Omit the pictures and output every entry below exactly as written.
────────────────────
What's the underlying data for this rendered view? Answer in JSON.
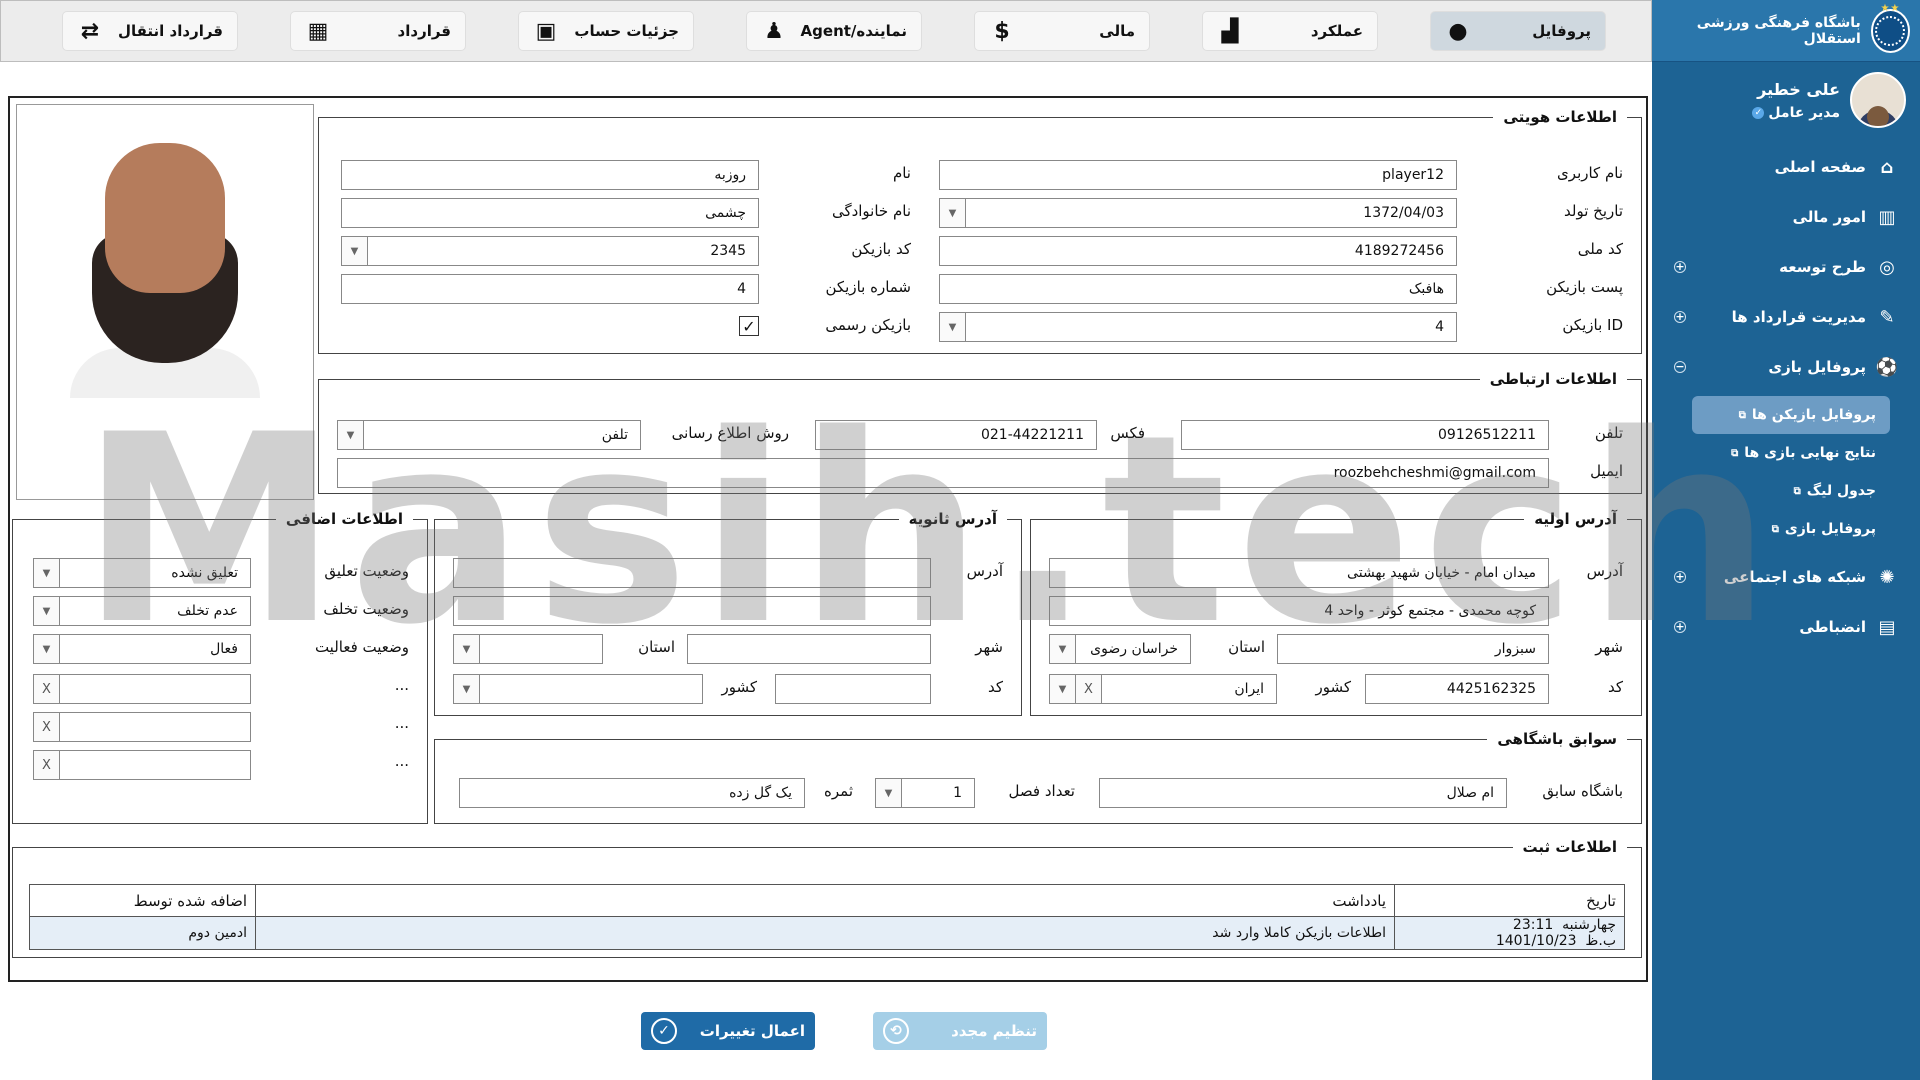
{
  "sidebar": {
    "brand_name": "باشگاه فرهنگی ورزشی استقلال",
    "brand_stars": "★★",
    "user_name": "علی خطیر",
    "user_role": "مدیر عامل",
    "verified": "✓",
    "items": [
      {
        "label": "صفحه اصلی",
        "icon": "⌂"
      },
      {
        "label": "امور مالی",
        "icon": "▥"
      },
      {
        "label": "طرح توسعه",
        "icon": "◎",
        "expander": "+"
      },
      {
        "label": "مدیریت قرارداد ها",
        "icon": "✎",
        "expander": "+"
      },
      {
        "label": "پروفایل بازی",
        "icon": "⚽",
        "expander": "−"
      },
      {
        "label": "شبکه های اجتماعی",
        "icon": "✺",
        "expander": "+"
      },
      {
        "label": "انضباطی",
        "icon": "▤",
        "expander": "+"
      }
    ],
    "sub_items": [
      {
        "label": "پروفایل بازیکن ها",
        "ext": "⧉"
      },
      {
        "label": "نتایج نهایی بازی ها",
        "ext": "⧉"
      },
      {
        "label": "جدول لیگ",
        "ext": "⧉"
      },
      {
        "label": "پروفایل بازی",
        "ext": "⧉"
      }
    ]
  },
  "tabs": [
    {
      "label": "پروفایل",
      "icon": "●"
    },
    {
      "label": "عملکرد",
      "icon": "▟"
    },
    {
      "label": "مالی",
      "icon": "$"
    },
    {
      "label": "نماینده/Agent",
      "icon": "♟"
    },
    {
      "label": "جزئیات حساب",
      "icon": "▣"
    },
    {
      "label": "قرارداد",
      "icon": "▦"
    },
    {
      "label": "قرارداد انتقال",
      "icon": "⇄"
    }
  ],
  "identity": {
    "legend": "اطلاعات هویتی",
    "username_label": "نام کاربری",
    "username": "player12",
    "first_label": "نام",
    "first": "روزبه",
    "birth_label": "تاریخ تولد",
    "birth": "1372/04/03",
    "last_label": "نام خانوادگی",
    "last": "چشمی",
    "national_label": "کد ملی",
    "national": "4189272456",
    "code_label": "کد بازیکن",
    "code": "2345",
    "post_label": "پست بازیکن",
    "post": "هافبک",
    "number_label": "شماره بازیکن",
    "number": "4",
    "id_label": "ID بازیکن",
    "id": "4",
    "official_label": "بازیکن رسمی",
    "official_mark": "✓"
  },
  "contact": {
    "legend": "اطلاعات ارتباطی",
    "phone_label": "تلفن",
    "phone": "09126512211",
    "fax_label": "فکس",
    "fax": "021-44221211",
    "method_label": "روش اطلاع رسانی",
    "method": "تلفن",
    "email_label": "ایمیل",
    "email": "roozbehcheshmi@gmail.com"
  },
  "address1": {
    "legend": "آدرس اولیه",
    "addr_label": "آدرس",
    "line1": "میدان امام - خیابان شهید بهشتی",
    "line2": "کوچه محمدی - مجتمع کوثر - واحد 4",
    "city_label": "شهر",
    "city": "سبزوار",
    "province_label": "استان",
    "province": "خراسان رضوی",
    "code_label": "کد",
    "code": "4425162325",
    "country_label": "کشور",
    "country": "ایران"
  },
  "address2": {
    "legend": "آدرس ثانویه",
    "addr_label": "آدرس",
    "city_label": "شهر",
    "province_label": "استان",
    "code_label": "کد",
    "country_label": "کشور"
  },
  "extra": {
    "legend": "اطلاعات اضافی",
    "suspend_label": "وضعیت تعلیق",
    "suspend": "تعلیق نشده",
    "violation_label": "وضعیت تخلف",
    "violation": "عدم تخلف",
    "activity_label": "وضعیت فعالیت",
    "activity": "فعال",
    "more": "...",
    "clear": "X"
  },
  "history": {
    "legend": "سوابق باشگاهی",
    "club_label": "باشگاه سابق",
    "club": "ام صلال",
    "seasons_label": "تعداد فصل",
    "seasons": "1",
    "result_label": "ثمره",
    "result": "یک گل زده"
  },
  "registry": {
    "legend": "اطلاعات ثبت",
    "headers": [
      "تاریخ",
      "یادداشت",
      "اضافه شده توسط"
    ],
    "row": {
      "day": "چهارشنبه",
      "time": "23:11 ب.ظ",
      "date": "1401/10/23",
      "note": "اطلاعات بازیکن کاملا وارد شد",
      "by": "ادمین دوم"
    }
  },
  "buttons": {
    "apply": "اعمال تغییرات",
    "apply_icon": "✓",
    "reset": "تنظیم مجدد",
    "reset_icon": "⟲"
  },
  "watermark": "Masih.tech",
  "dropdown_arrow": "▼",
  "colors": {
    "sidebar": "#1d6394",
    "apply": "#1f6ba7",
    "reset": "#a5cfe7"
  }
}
────────────────────
▸ Complete output
What's the underlying data for this rendered view? Answer in JSON.
{
  "sidebar": {
    "brand_name": "باشگاه فرهنگی ورزشی استقلال",
    "brand_stars": "★★",
    "user_name": "علی خطیر",
    "user_role": "مدیر عامل",
    "verified": "✓",
    "items": [
      {
        "label": "صفحه اصلی",
        "icon": "⌂"
      },
      {
        "label": "امور مالی",
        "icon": "▥"
      },
      {
        "label": "طرح توسعه",
        "icon": "◎",
        "expander": "+"
      },
      {
        "label": "مدیریت قرارداد ها",
        "icon": "✎",
        "expander": "+"
      },
      {
        "label": "پروفایل بازی",
        "icon": "⚽",
        "expander": "−"
      },
      {
        "label": "شبکه های اجتماعی",
        "icon": "✺",
        "expander": "+"
      },
      {
        "label": "انضباطی",
        "icon": "▤",
        "expander": "+"
      }
    ],
    "sub_items": [
      {
        "label": "پروفایل بازیکن ها",
        "ext": "⧉"
      },
      {
        "label": "نتایج نهایی بازی ها",
        "ext": "⧉"
      },
      {
        "label": "جدول لیگ",
        "ext": "⧉"
      },
      {
        "label": "پروفایل بازی",
        "ext": "⧉"
      }
    ]
  },
  "tabs": [
    {
      "label": "پروفایل",
      "icon": "●"
    },
    {
      "label": "عملکرد",
      "icon": "▟"
    },
    {
      "label": "مالی",
      "icon": "$"
    },
    {
      "label": "نماینده/Agent",
      "icon": "♟"
    },
    {
      "label": "جزئیات حساب",
      "icon": "▣"
    },
    {
      "label": "قرارداد",
      "icon": "▦"
    },
    {
      "label": "قرارداد انتقال",
      "icon": "⇄"
    }
  ],
  "identity": {
    "legend": "اطلاعات هویتی",
    "username_label": "نام کاربری",
    "username": "player12",
    "first_label": "نام",
    "first": "روزبه",
    "birth_label": "تاریخ تولد",
    "birth": "1372/04/03",
    "last_label": "نام خانوادگی",
    "last": "چشمی",
    "national_label": "کد ملی",
    "national": "4189272456",
    "code_label": "کد بازیکن",
    "code": "2345",
    "post_label": "پست بازیکن",
    "post": "هافبک",
    "number_label": "شماره بازیکن",
    "number": "4",
    "id_label": "ID بازیکن",
    "id": "4",
    "official_label": "بازیکن رسمی",
    "official_mark": "✓"
  },
  "contact": {
    "legend": "اطلاعات ارتباطی",
    "phone_label": "تلفن",
    "phone": "09126512211",
    "fax_label": "فکس",
    "fax": "021-44221211",
    "method_label": "روش اطلاع رسانی",
    "method": "تلفن",
    "email_label": "ایمیل",
    "email": "roozbehcheshmi@gmail.com"
  },
  "address1": {
    "legend": "آدرس اولیه",
    "addr_label": "آدرس",
    "line1": "میدان امام - خیابان شهید بهشتی",
    "line2": "کوچه محمدی - مجتمع کوثر - واحد 4",
    "city_label": "شهر",
    "city": "سبزوار",
    "province_label": "استان",
    "province": "خراسان رضوی",
    "code_label": "کد",
    "code": "4425162325",
    "country_label": "کشور",
    "country": "ایران"
  },
  "address2": {
    "legend": "آدرس ثانویه",
    "addr_label": "آدرس",
    "city_label": "شهر",
    "province_label": "استان",
    "code_label": "کد",
    "country_label": "کشور"
  },
  "extra": {
    "legend": "اطلاعات اضافی",
    "suspend_label": "وضعیت تعلیق",
    "suspend": "تعلیق نشده",
    "violation_label": "وضعیت تخلف",
    "violation": "عدم تخلف",
    "activity_label": "وضعیت فعالیت",
    "activity": "فعال",
    "more": "...",
    "clear": "X"
  },
  "history": {
    "legend": "سوابق باشگاهی",
    "club_label": "باشگاه سابق",
    "club": "ام صلال",
    "seasons_label": "تعداد فصل",
    "seasons": "1",
    "result_label": "ثمره",
    "result": "یک گل زده"
  },
  "registry": {
    "legend": "اطلاعات ثبت",
    "headers": [
      "تاریخ",
      "یادداشت",
      "اضافه شده توسط"
    ],
    "row": {
      "day": "چهارشنبه",
      "time": "23:11 ب.ظ",
      "date": "1401/10/23",
      "note": "اطلاعات بازیکن کاملا وارد شد",
      "by": "ادمین دوم"
    }
  },
  "buttons": {
    "apply": "اعمال تغییرات",
    "apply_icon": "✓",
    "reset": "تنظیم مجدد",
    "reset_icon": "⟲"
  },
  "watermark": "Masih.tech",
  "dropdown_arrow": "▼",
  "colors": {
    "sidebar": "#1d6394",
    "apply": "#1f6ba7",
    "reset": "#a5cfe7"
  }
}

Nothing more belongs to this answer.